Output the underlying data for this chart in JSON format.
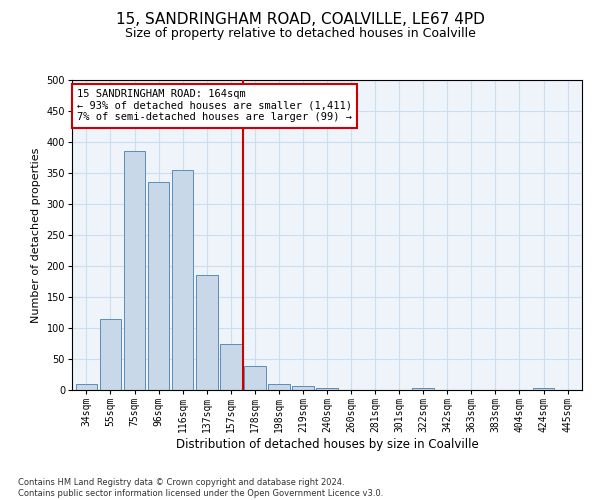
{
  "title1": "15, SANDRINGHAM ROAD, COALVILLE, LE67 4PD",
  "title2": "Size of property relative to detached houses in Coalville",
  "xlabel": "Distribution of detached houses by size in Coalville",
  "ylabel": "Number of detached properties",
  "footer1": "Contains HM Land Registry data © Crown copyright and database right 2024.",
  "footer2": "Contains public sector information licensed under the Open Government Licence v3.0.",
  "categories": [
    "34sqm",
    "55sqm",
    "75sqm",
    "96sqm",
    "116sqm",
    "137sqm",
    "157sqm",
    "178sqm",
    "198sqm",
    "219sqm",
    "240sqm",
    "260sqm",
    "281sqm",
    "301sqm",
    "322sqm",
    "342sqm",
    "363sqm",
    "383sqm",
    "404sqm",
    "424sqm",
    "445sqm"
  ],
  "bar_heights": [
    10,
    115,
    385,
    335,
    355,
    185,
    75,
    38,
    10,
    6,
    3,
    0,
    0,
    0,
    4,
    0,
    0,
    0,
    0,
    3,
    0
  ],
  "bar_color": "#c8d8e8",
  "bar_edge_color": "#5b8db8",
  "vline_color": "#cc0000",
  "vline_pos": 6.5,
  "annotation_text": "15 SANDRINGHAM ROAD: 164sqm\n← 93% of detached houses are smaller (1,411)\n7% of semi-detached houses are larger (99) →",
  "annotation_box_color": "#ffffff",
  "annotation_box_edge_color": "#cc0000",
  "ylim": [
    0,
    500
  ],
  "yticks": [
    0,
    50,
    100,
    150,
    200,
    250,
    300,
    350,
    400,
    450,
    500
  ],
  "grid_color": "#ccddee",
  "background_color": "#eef4fa",
  "title1_fontsize": 11,
  "title2_fontsize": 9,
  "xlabel_fontsize": 8.5,
  "ylabel_fontsize": 8,
  "tick_fontsize": 7,
  "annotation_fontsize": 7.5,
  "footer_fontsize": 6
}
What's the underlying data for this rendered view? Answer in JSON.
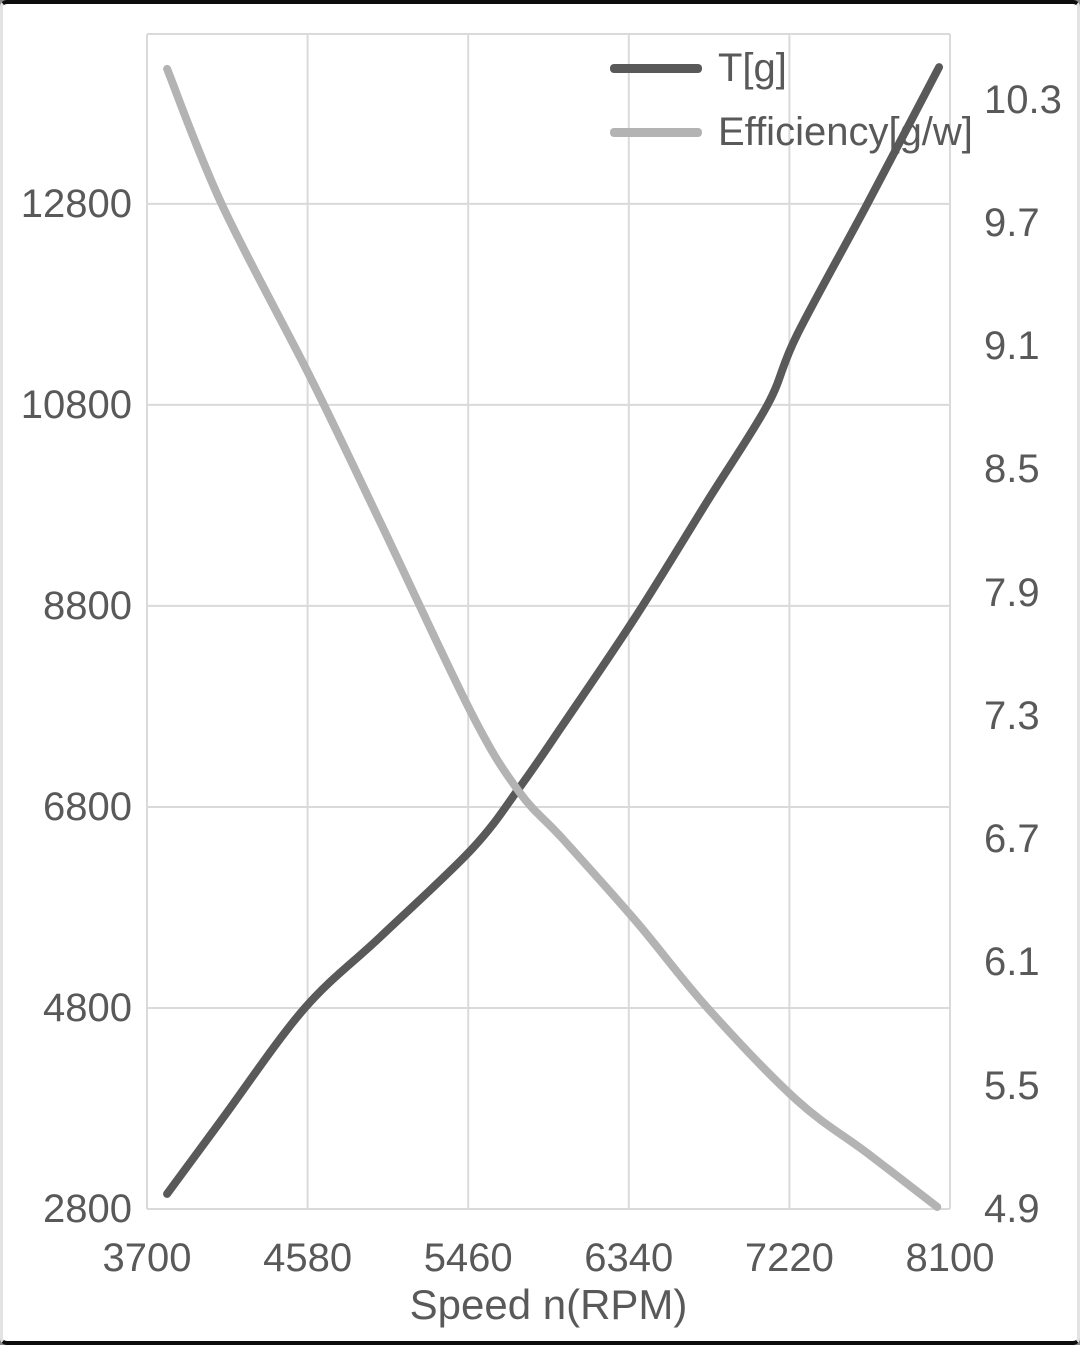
{
  "chart_data": {
    "type": "line",
    "title": "",
    "xlabel": "Speed n(RPM)",
    "grid": true,
    "legend_position": "top-right-inside",
    "x_axis": {
      "min": 3700,
      "max": 8100,
      "tick_values": [
        3700,
        4580,
        5460,
        6340,
        7220,
        8100
      ],
      "tick_labels": [
        "3700",
        "4580",
        "5460",
        "6340",
        "7220",
        "8100"
      ]
    },
    "left_axis": {
      "min": 2800,
      "max": 14490,
      "tick_values": [
        2800,
        4800,
        6800,
        8800,
        10800,
        12800
      ],
      "tick_labels": [
        "2800",
        "4800",
        "6800",
        "8800",
        "10800",
        "12800"
      ]
    },
    "right_axis": {
      "min": 4.9,
      "max": 10.62,
      "tick_values": [
        4.9,
        5.5,
        6.1,
        6.7,
        7.3,
        7.9,
        8.5,
        9.1,
        9.7,
        10.3
      ],
      "tick_labels": [
        "4.9",
        "5.5",
        "6.1",
        "6.7",
        "7.3",
        "7.9",
        "8.5",
        "9.1",
        "9.7",
        "10.3"
      ]
    },
    "series": [
      {
        "name": "T[g]",
        "axis": "left",
        "color": "#595959",
        "points": [
          [
            3810,
            2950
          ],
          [
            4110,
            3690
          ],
          [
            4560,
            4790
          ],
          [
            4980,
            5510
          ],
          [
            5480,
            6380
          ],
          [
            5740,
            6990
          ],
          [
            5980,
            7620
          ],
          [
            6380,
            8700
          ],
          [
            6770,
            9840
          ],
          [
            7100,
            10800
          ],
          [
            7260,
            11490
          ],
          [
            7650,
            12810
          ],
          [
            8040,
            14160
          ]
        ]
      },
      {
        "name": "Efficiency[g/w]",
        "axis": "right",
        "color": "#b3b3b3",
        "points": [
          [
            3810,
            10.45
          ],
          [
            4110,
            9.79
          ],
          [
            4600,
            8.94
          ],
          [
            4980,
            8.24
          ],
          [
            5480,
            7.31
          ],
          [
            5740,
            6.93
          ],
          [
            5980,
            6.7
          ],
          [
            6380,
            6.3
          ],
          [
            6770,
            5.88
          ],
          [
            7260,
            5.43
          ],
          [
            7650,
            5.17
          ],
          [
            8030,
            4.91
          ]
        ]
      }
    ]
  },
  "colors": {
    "text": "#595959",
    "gridline": "#dadada",
    "plot_border": "#d4d4d4",
    "background": "#ffffff",
    "frame_dark": "#0d0d0d",
    "frame_light": "#e3e3e3"
  }
}
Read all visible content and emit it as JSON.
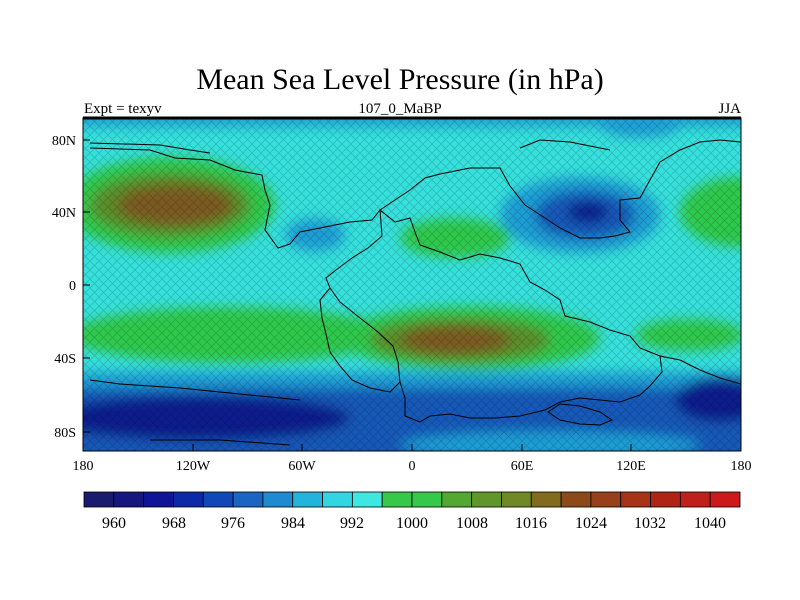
{
  "title": "Mean Sea Level Pressure (in hPa)",
  "subtitle_left": "Expt = texyv",
  "subtitle_center": "107_0_MaBP",
  "subtitle_right": "JJA",
  "x_ticks": [
    "180",
    "120W",
    "60W",
    "0",
    "60E",
    "120E",
    "180"
  ],
  "y_ticks": [
    "80N",
    "40N",
    "0",
    "40S",
    "80S"
  ],
  "colorbar": {
    "labels": [
      "960",
      "968",
      "976",
      "984",
      "992",
      "1000",
      "1008",
      "1016",
      "1024",
      "1032",
      "1040"
    ],
    "colors": [
      "#1a1a6e",
      "#16167f",
      "#101496",
      "#0c2aa8",
      "#1048b8",
      "#1a64c4",
      "#1e8ad0",
      "#22b4dc",
      "#32d6e2",
      "#3ee8e0",
      "#36c848",
      "#36c84a",
      "#52a830",
      "#60962a",
      "#708826",
      "#806c1c",
      "#8c4a1a",
      "#98401a",
      "#a83418",
      "#b02416",
      "#c0201a",
      "#cc1a1a"
    ]
  },
  "map_colors": {
    "ocean_mid": "#36e0dc",
    "light_blue": "#1a9ed4",
    "mid_blue": "#1458b8",
    "deep_blue": "#0e1c8c",
    "green": "#2ec84c",
    "olive": "#5a8e2a",
    "brown": "#7a5a20"
  }
}
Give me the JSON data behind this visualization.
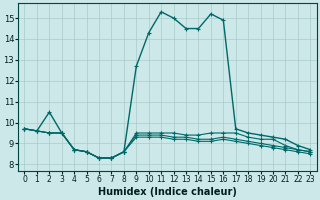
{
  "xlabel": "Humidex (Indice chaleur)",
  "bg_color": "#cce8e8",
  "grid_color": "#aacccc",
  "line_color": "#006868",
  "xlim": [
    -0.5,
    23.5
  ],
  "ylim": [
    7.7,
    15.7
  ],
  "xticks": [
    0,
    1,
    2,
    3,
    4,
    5,
    6,
    7,
    8,
    9,
    10,
    11,
    12,
    13,
    14,
    15,
    16,
    17,
    18,
    19,
    20,
    21,
    22,
    23
  ],
  "yticks": [
    8,
    9,
    10,
    11,
    12,
    13,
    14,
    15
  ],
  "series": [
    {
      "x": [
        0,
        1,
        2,
        3,
        4,
        5,
        6,
        7,
        8,
        9,
        10,
        11,
        12,
        13,
        14,
        15,
        16,
        17,
        18,
        19,
        20,
        21,
        22,
        23
      ],
      "y": [
        9.7,
        9.6,
        10.5,
        9.5,
        8.7,
        8.6,
        8.3,
        8.3,
        8.6,
        12.7,
        14.3,
        15.3,
        15.0,
        14.5,
        14.5,
        15.2,
        14.9,
        9.7,
        9.5,
        9.4,
        9.3,
        9.2,
        8.9,
        8.7
      ],
      "lw": 1.0
    },
    {
      "x": [
        0,
        1,
        2,
        3,
        4,
        5,
        6,
        7,
        8,
        9,
        10,
        11,
        12,
        13,
        14,
        15,
        16,
        17,
        18,
        19,
        20,
        21,
        22,
        23
      ],
      "y": [
        9.7,
        9.6,
        9.5,
        9.5,
        8.7,
        8.6,
        8.3,
        8.3,
        8.6,
        9.5,
        9.5,
        9.5,
        9.5,
        9.4,
        9.4,
        9.5,
        9.5,
        9.5,
        9.3,
        9.2,
        9.2,
        8.9,
        8.7,
        8.6
      ],
      "lw": 0.8
    },
    {
      "x": [
        0,
        1,
        2,
        3,
        4,
        5,
        6,
        7,
        8,
        9,
        10,
        11,
        12,
        13,
        14,
        15,
        16,
        17,
        18,
        19,
        20,
        21,
        22,
        23
      ],
      "y": [
        9.7,
        9.6,
        9.5,
        9.5,
        8.7,
        8.6,
        8.3,
        8.3,
        8.6,
        9.4,
        9.4,
        9.4,
        9.3,
        9.3,
        9.2,
        9.2,
        9.3,
        9.2,
        9.1,
        9.0,
        8.9,
        8.8,
        8.7,
        8.6
      ],
      "lw": 0.8
    },
    {
      "x": [
        0,
        1,
        2,
        3,
        4,
        5,
        6,
        7,
        8,
        9,
        10,
        11,
        12,
        13,
        14,
        15,
        16,
        17,
        18,
        19,
        20,
        21,
        22,
        23
      ],
      "y": [
        9.7,
        9.6,
        9.5,
        9.5,
        8.7,
        8.6,
        8.3,
        8.3,
        8.6,
        9.3,
        9.3,
        9.3,
        9.2,
        9.2,
        9.1,
        9.1,
        9.2,
        9.1,
        9.0,
        8.9,
        8.8,
        8.7,
        8.6,
        8.5
      ],
      "lw": 0.8
    }
  ]
}
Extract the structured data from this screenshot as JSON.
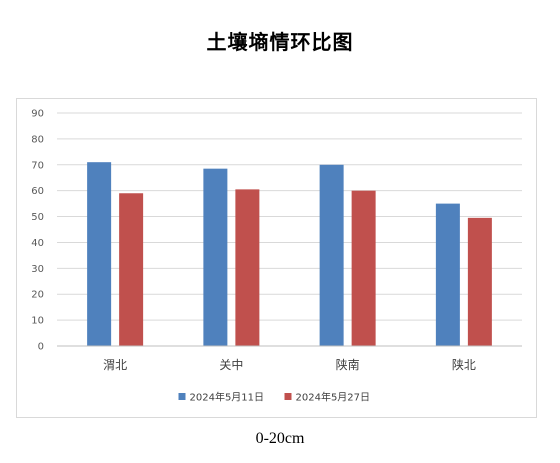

------------------------------------------------------------

Identify every line above that includes the word "SANDRINGHAM", and show those lines.

→ **Answer to this task**
  "title1": "15, SANDRINGHAM ROAD, COALVILLE, LE67 4PD",
  "annotation_text": "15 SANDRINGHAM ROAD: 164sqm\n← 93% of detached houses are smaller (1,411)\n7% of semi-detached houses are larger (99) →",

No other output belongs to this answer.